**Brano scelto:**
9 settembre 1943, così il sindaco di Piacenza ricorda i caduti

La storia di un popolo e di una Nazione sono un percorso lungo il quale anche dai passaggi più tragici e cruenti siamo chiamati a trarre la giusta ispirazione per affrontare il presente e l’adeguato insegnamento da trasferire a chi costruirà il nostro futuro. Rinnovare il ricordo di quei passaggi non è certo un gesto ritualistico che sbiadisce con il passare del tempo, ma oltre che un doveroso omaggio a chi di quei passaggi fu purtroppo anche tragicamente protagonista e fatalmente vittima, è uno straordinario momento che ci permette di rafforzare il nostro comune senso di appartenenza e di identità.

L’alba del 9 settembre del 1943 è per la comunità piacentina uno di quei tragici passaggi del suo percorso storico, che oggi vogliamo ricordare, per celebrare il coraggio, l’ardore e lo sprezzo del pericolo di coloro che persero la vita per difendere la propria città, animati da ideali di libertà e desiderio di pace. Con questa cerimonia, che viviamo ogni anno con uguale profondo trasporto, ci impegniamo a rendere l’estremo sacrificio di quei soldati e di quei civili il più alto e nobile strumento per rinnovare in ognuno di noi quegli ideali, nel nostro oggi e per il nostro domani.

**Dati forniti:**

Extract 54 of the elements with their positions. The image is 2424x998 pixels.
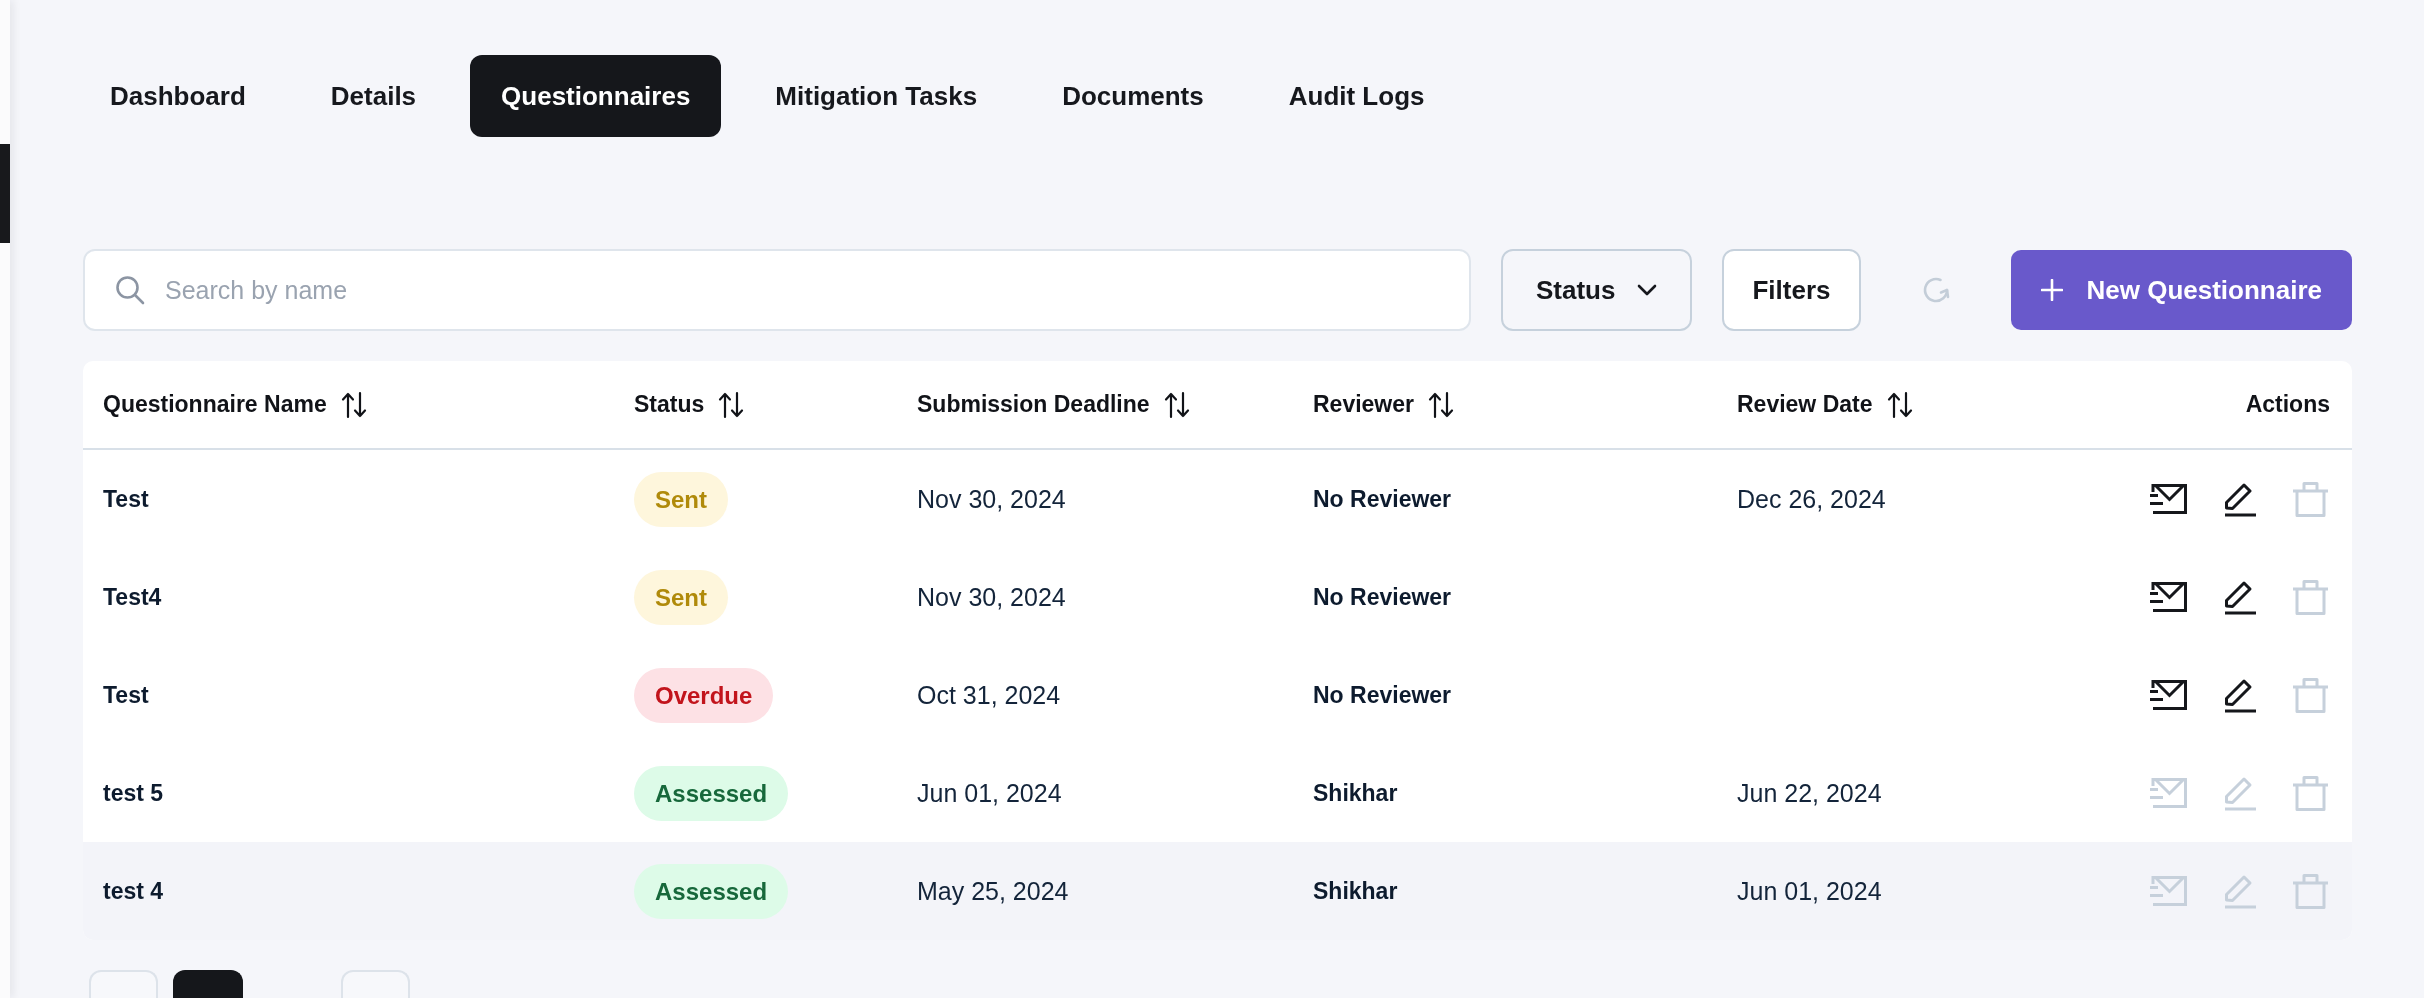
deadline-date: Jun 01, 2024 xyxy=(917,778,1062,808)
pencil-icon[interactable] xyxy=(2224,481,2256,517)
deadline-date: May 25, 2024 xyxy=(917,876,1069,906)
new-questionnaire-button[interactable]: New Questionnaire xyxy=(2010,250,2352,330)
review-date: Dec 26, 2024 xyxy=(1737,484,1886,514)
status-badge: Assessed xyxy=(634,863,789,919)
reviewer-name: No Reviewer xyxy=(1313,583,1452,611)
deadline-date: Nov 30, 2024 xyxy=(917,484,1066,514)
deadline-date: Nov 30, 2024 xyxy=(917,582,1066,612)
review-date: Jun 22, 2024 xyxy=(1737,778,1882,808)
column-header[interactable]: Review Date xyxy=(1737,391,1873,418)
column-header: Actions xyxy=(2245,391,2330,418)
questionnaire-name: Test xyxy=(103,681,149,709)
reviewer-name: No Reviewer xyxy=(1313,681,1452,709)
status-badge: Sent xyxy=(634,569,728,625)
reviewer-name: Shikhar xyxy=(1313,877,1398,905)
questionnaire-name: test 4 xyxy=(103,877,164,905)
tab[interactable]: Questionnaires xyxy=(470,55,722,137)
reviewer-name: Shikhar xyxy=(1313,779,1398,807)
tab[interactable]: Mitigation Tasks xyxy=(744,55,1009,137)
questionnaire-name: test 5 xyxy=(103,779,164,807)
reviewer-name: No Reviewer xyxy=(1313,485,1452,513)
chevron-down-icon xyxy=(1637,284,1658,296)
questionnaire-name: Test xyxy=(103,485,149,513)
tab[interactable]: Documents xyxy=(1031,55,1235,137)
search-field[interactable]: Search by name xyxy=(83,249,1471,331)
plus-icon xyxy=(2040,279,2063,301)
deadline-date: Oct 31, 2024 xyxy=(917,680,1061,710)
search-icon xyxy=(115,275,145,305)
sort-icon[interactable] xyxy=(718,390,745,419)
sort-icon[interactable] xyxy=(1886,390,1913,419)
envelope-icon[interactable] xyxy=(2149,484,2187,514)
envelope-icon[interactable] xyxy=(2149,680,2187,710)
sort-icon[interactable] xyxy=(340,390,367,419)
status-badge: Overdue xyxy=(634,667,774,723)
column-header[interactable]: Submission Deadline xyxy=(917,391,1150,418)
column-header[interactable]: Questionnaire Name xyxy=(103,391,327,418)
sort-icon[interactable] xyxy=(1428,390,1454,419)
status-badge: Assessed xyxy=(634,765,789,821)
envelope-icon[interactable] xyxy=(2149,582,2187,612)
pencil-icon[interactable] xyxy=(2224,579,2256,615)
tab[interactable]: Audit Logs xyxy=(1257,55,1456,137)
page-button[interactable] xyxy=(173,970,243,998)
questionnaire-name: Test4 xyxy=(103,583,162,611)
tab[interactable]: Details xyxy=(299,55,448,137)
filters-button[interactable]: Filters xyxy=(1722,249,1861,331)
sort-icon[interactable] xyxy=(1163,390,1190,419)
column-header[interactable]: Reviewer xyxy=(1313,391,1414,418)
column-header[interactable]: Status xyxy=(634,391,705,418)
status-badge: Sent xyxy=(634,471,728,527)
review-date: Jun 01, 2024 xyxy=(1737,876,1882,906)
status-dropdown[interactable]: Status xyxy=(1501,249,1693,331)
tab[interactable]: Dashboard xyxy=(79,55,277,137)
pencil-icon[interactable] xyxy=(2224,677,2256,713)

**Consegne:**
1: Rispondi a queste domande sul discorso per il 9 settembre 1943:
(a) Che cosa ci permette di rafforzare il rinnovare il ricordo di quei passaggi?
(b) Quale alba è per la comunità piacentina uno dei tragici passaggi del suo percorso storico?
(c) Da che cosa erano animati coloro che persero la vita per difendere la propria città?
2: Ripeti parola per parola il tratto del discorso per il 9 settembre 1943 che comincia con "9 settembre 1943, così" e si ferma dopo "e di identità.".

**Risposte:**
1:
(a) Il nostro comune senso di appartenenza e di identità.
(b) L'alba del 9 settembre del 1943.
(c) Da ideali di libertà e desiderio di pace.

2:
9 settembre 1943, così il sindaco di Piacenza ricorda i caduti

La storia di un popolo e di una Nazione sono un percorso lungo il quale anche dai passaggi più tragici e cruenti siamo chiamati a trarre la giusta ispirazione per affrontare il presente e l’adeguato insegnamento da trasferire a chi costruirà il nostro futuro. Rinnovare il ricordo di quei passaggi non è certo un gesto ritualistico che sbiadisce con il passare del tempo, ma oltre che un doveroso omaggio a chi di quei passaggi fu purtroppo anche tragicamente protagonista e fatalmente vittima, è uno straordinario momento che ci permette di rafforzare il nostro comune senso di appartenenza e di identità.